Exercise directions: The exercise asks for every line of the data to be reproduced exactly.

Input records:
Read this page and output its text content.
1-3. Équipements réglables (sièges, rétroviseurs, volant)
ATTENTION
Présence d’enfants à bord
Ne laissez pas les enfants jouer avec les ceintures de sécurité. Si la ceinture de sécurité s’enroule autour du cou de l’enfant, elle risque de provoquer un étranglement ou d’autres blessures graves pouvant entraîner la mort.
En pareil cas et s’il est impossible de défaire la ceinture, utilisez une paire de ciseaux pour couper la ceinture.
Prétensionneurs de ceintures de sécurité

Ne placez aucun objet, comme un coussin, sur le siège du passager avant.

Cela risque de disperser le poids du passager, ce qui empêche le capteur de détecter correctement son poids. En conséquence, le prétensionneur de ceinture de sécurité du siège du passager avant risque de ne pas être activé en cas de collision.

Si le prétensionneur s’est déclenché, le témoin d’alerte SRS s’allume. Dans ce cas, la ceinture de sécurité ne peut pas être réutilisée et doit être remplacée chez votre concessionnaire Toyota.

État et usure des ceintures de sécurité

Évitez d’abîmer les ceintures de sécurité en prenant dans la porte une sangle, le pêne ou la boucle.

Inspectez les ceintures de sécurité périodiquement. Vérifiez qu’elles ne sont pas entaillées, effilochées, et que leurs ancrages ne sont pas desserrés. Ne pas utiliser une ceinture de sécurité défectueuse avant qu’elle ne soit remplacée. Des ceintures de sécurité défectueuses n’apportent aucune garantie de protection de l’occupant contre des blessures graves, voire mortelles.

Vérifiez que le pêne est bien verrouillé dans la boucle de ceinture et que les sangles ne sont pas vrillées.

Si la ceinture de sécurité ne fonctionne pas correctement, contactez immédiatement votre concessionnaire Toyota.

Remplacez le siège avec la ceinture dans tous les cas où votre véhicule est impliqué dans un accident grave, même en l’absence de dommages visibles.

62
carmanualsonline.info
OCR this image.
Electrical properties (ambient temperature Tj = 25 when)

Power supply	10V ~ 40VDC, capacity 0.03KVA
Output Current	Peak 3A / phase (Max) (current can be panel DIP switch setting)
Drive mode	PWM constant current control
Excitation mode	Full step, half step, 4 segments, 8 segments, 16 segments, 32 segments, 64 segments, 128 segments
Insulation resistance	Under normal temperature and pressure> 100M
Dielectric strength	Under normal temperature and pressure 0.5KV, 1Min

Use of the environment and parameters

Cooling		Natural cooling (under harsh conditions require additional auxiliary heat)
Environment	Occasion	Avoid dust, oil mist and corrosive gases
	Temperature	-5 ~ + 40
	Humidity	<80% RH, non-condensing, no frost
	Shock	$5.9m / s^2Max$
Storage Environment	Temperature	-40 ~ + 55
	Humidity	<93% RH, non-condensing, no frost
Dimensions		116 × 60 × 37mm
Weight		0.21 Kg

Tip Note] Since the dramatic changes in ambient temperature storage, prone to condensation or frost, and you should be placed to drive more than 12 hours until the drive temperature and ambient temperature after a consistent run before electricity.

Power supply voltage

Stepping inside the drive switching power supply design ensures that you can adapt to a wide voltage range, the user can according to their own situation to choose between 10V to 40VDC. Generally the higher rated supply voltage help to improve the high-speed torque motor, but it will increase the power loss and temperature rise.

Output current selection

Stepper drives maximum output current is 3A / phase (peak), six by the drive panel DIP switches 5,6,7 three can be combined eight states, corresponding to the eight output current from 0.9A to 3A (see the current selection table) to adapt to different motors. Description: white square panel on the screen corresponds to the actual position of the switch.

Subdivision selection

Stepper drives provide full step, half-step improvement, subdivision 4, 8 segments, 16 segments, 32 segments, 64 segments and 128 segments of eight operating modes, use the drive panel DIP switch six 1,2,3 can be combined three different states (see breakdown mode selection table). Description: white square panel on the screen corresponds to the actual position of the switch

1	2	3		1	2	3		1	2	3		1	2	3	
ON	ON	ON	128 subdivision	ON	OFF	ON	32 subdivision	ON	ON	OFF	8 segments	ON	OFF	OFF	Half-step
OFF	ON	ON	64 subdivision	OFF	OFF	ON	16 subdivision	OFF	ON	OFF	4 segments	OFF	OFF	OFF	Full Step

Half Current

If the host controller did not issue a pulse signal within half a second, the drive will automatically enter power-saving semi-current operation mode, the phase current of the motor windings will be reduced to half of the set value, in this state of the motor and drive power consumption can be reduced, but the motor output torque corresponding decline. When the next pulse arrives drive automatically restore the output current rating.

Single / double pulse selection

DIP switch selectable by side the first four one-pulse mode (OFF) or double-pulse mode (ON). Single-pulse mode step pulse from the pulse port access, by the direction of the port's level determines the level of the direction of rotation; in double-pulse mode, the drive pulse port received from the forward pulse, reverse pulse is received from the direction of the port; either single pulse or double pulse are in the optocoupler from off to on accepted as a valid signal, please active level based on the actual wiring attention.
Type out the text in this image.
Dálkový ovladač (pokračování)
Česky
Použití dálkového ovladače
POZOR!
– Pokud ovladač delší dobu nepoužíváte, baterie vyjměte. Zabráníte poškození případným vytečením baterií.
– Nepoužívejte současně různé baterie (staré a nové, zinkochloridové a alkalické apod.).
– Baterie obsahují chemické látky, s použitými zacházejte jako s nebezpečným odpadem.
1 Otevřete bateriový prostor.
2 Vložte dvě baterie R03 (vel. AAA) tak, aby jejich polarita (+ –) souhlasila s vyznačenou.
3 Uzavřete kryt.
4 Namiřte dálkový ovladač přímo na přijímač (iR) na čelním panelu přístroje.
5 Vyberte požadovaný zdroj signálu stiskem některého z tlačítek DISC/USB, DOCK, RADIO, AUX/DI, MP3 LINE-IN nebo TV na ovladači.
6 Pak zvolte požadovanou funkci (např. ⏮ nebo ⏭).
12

Result for this task:
Read this page and output its text content.
1-3. Équipements réglables (sièges, rétroviseurs, volant)
ATTENTION
Présence d’enfants à bord
Ne laissez pas les enfants jouer avec les ceintures de sécurité. Si la ceinture de sécurité s’enroule autour du cou de l’enfant, elle risque de provoquer un étranglement ou d’autres blessures graves pouvant entraîner la mort.
En pareil cas et s’il est impossible de défaire la ceinture, utilisez une paire de ciseaux pour couper la ceinture.
Prétensionneurs de ceintures de sécurité

Ne placez aucun objet, comme un coussin, sur le siège du passager avant.

Cela risque de disperser le poids du passager, ce qui empêche le capteur de détecter correctement son poids. En conséquence, le prétensionneur de ceinture de sécurité du siège du passager avant risque de ne pas être activé en cas de collision.

Si le prétensionneur s’est déclenché, le témoin d’alerte SRS s’allume. Dans ce cas, la ceinture de sécurité ne peut pas être réutilisée et doit être remplacée chez votre concessionnaire Toyota.

État et usure des ceintures de sécurité

Évitez d’abîmer les ceintures de sécurité en prenant dans la porte une sangle, le pêne ou la boucle.

Inspectez les ceintures de sécurité périodiquement. Vérifiez qu’elles ne sont pas entaillées, effilochées, et que leurs ancrages ne sont pas desserrés. Ne pas utiliser une ceinture de sécurité défectueuse avant qu’elle ne soit remplacée. Des ceintures de sécurité défectueuses n’apportent aucune garantie de protection de l’occupant contre des blessures graves, voire mortelles.

Vérifiez que le pêne est bien verrouillé dans la boucle de ceinture et que les sangles ne sont pas vrillées.

Si la ceinture de sécurité ne fonctionne pas correctement, contactez immédiatement votre concessionnaire Toyota.

Remplacez le siège avec la ceinture dans tous les cas où votre véhicule est impliqué dans un accident grave, même en l’absence de dommages visibles.

62
carmanualsonline.info
OCR this image.
Electrical properties (ambient temperature Tj = 25 when)

Power supply	10V ~ 40VDC, capacity 0.03KVA
Output Current	Peak 3A / phase (Max) (current can be panel DIP switch setting)
Drive mode	PWM constant current control
Excitation mode	Full step, half step, 4 segments, 8 segments, 16 segments, 32 segments, 64 segments, 128 segments
Insulation resistance	Under normal temperature and pressure> 100M
Dielectric strength	Under normal temperature and pressure 0.5KV, 1Min

Use of the environment and parameters

Cooling		Natural cooling (under harsh conditions require additional auxiliary heat)
Environment	Occasion	Avoid dust, oil mist and corrosive gases
	Temperature	-5 ~ + 40
	Humidity	<80% RH, non-condensing, no frost
	Shock	$5.9m / s^2Max$
Storage Environment	Temperature	-40 ~ + 55
	Humidity	<93% RH, non-condensing, no frost
Dimensions		116 × 60 × 37mm
Weight		0.21 Kg

Tip Note] Since the dramatic changes in ambient temperature storage, prone to condensation or frost, and you should be placed to drive more than 12 hours until the drive temperature and ambient temperature after a consistent run before electricity.

Power supply voltage

Stepping inside the drive switching power supply design ensures that you can adapt to a wide voltage range, the user can according to their own situation to choose between 10V to 40VDC. Generally the higher rated supply voltage help to improve the high-speed torque motor, but it will increase the power loss and temperature rise.

Output current selection

Stepper drives maximum output current is 3A / phase (peak), six by the drive panel DIP switches 5,6,7 three can be combined eight states, corresponding to the eight output current from 0.9A to 3A (see the current selection table) to adapt to different motors. Description: white square panel on the screen corresponds to the actual position of the switch.

Subdivision selection

Stepper drives provide full step, half-step improvement, subdivision 4, 8 segments, 16 segments, 32 segments, 64 segments and 128 segments of eight operating modes, use the drive panel DIP switch six 1,2,3 can be combined three different states (see breakdown mode selection table). Description: white square panel on the screen corresponds to the actual position of the switch

1	2	3		1	2	3		1	2	3		1	2	3	
ON	ON	ON	128 subdivision	ON	OFF	ON	32 subdivision	ON	ON	OFF	8 segments	ON	OFF	OFF	Half-step
OFF	ON	ON	64 subdivision	OFF	OFF	ON	16 subdivision	OFF	ON	OFF	4 segments	OFF	OFF	OFF	Full Step

Half Current

If the host controller did not issue a pulse signal within half a second, the drive will automatically enter power-saving semi-current operation mode, the phase current of the motor windings will be reduced to half of the set value, in this state of the motor and drive power consumption can be reduced, but the motor output torque corresponding decline. When the next pulse arrives drive automatically restore the output current rating.

Single / double pulse selection

DIP switch selectable by side the first four one-pulse mode (OFF) or double-pulse mode (ON). Single-pulse mode step pulse from the pulse port access, by the direction of the port's level determines the level of the direction of rotation; in double-pulse mode, the drive pulse port received from the forward pulse, reverse pulse is received from the direction of the port; either single pulse or double pulse are in the optocoupler from off to on accepted as a valid signal, please active level based on the actual wiring attention.
Type out the text in this image.
Dálkový ovladač (pokračování)
Česky
Použití dálkového ovladače
POZOR!
– Pokud ovladač delší dobu nepoužíváte, baterie vyjměte. Zabráníte poškození případným vytečením baterií.
– Nepoužívejte současně různé baterie (staré a nové, zinkochloridové a alkalické apod.).
– Baterie obsahují chemické látky, s použitými zacházejte jako s nebezpečným odpadem.
1 Otevřete bateriový prostor.
2 Vložte dvě baterie R03 (vel. AAA) tak, aby jejich polarita (+ –) souhlasila s vyznačenou.
3 Uzavřete kryt.
4 Namiřte dálkový ovladač přímo na přijímač (iR) na čelním panelu přístroje.
5 Vyberte požadovaný zdroj signálu stiskem některého z tlačítek DISC/USB, DOCK, RADIO, AUX/DI, MP3 LINE-IN nebo TV na ovladači.
6 Pak zvolte požadovanou funkci (např. ⏮ nebo ⏭).
12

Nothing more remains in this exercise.